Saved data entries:
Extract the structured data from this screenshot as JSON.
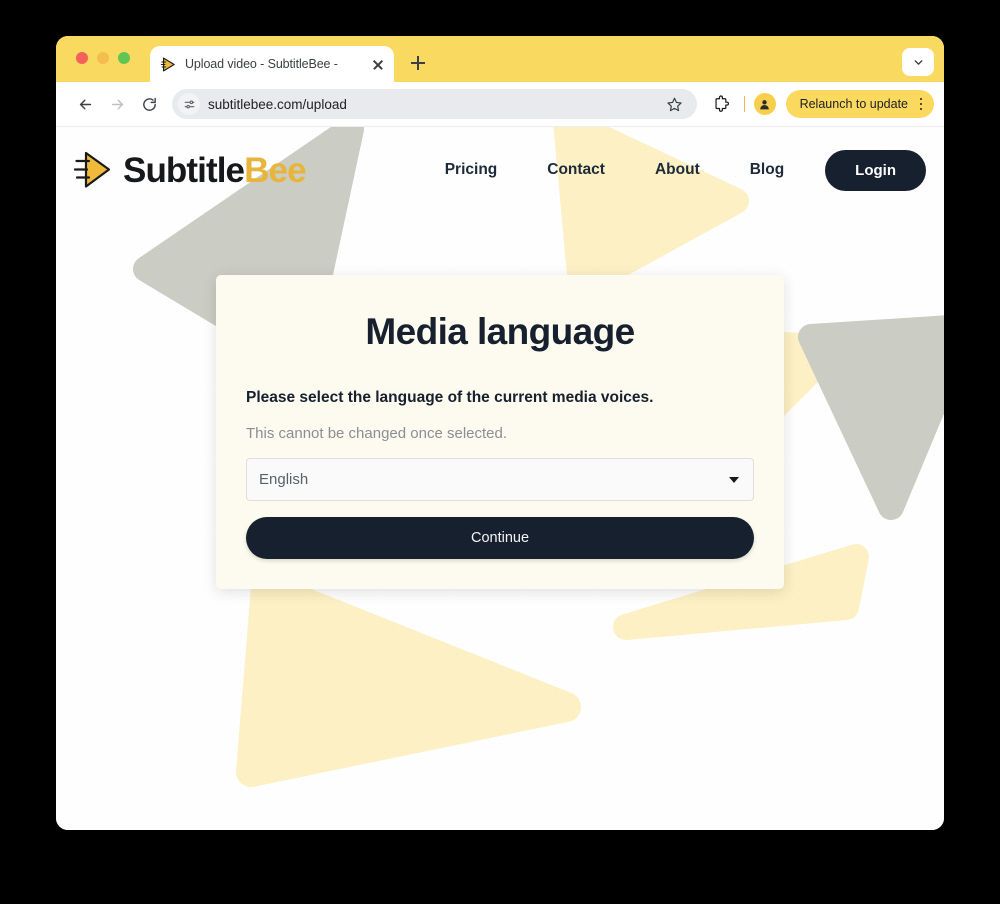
{
  "browser": {
    "tab": {
      "title": "Upload video - SubtitleBee - ",
      "favicon": "play-triangle-icon",
      "close": "close-icon"
    },
    "new_tab": "+",
    "tabstrip_menu_icon": "chevron-down-icon",
    "toolbar": {
      "back_icon": "back-arrow-icon",
      "forward_icon": "forward-arrow-icon",
      "reload_icon": "reload-icon",
      "site_info_icon": "tune-settings-icon",
      "url": "subtitlebee.com/upload",
      "star_icon": "star-icon",
      "extensions_icon": "puzzle-piece-icon",
      "profile_icon": "person-avatar-icon",
      "relaunch_label": "Relaunch to update",
      "menu_icon": "kebab-menu-icon"
    }
  },
  "site": {
    "logo": {
      "icon": "subtitlebee-play-logo-icon",
      "text_dark": "Subtitle",
      "text_accent": "Bee"
    },
    "nav": [
      {
        "label": "Pricing"
      },
      {
        "label": "Contact"
      },
      {
        "label": "About"
      },
      {
        "label": "Blog"
      }
    ],
    "login_label": "Login"
  },
  "modal": {
    "title": "Media language",
    "lead": "Please select the language of the current media voices.",
    "subtext": "This cannot be changed once selected.",
    "select": {
      "value": "English",
      "caret_icon": "caret-down-icon"
    },
    "continue_label": "Continue"
  },
  "colors": {
    "brand_yellow": "#E8B43A",
    "tabstrip_yellow": "#FAD961",
    "relaunch_yellow": "#FBD95F",
    "dark_navy": "#16202E",
    "card_cream": "#FDFBEF",
    "deco_gray": "#CBCCC3",
    "deco_yellow": "#FCF0C4",
    "page_bg": "#FEFEFE"
  }
}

# [Objective]
Reproduce each line of the material containing the word "play".

# [Response below]
      "favicon": "play-triangle-icon",
      "icon": "subtitlebee-play-logo-icon",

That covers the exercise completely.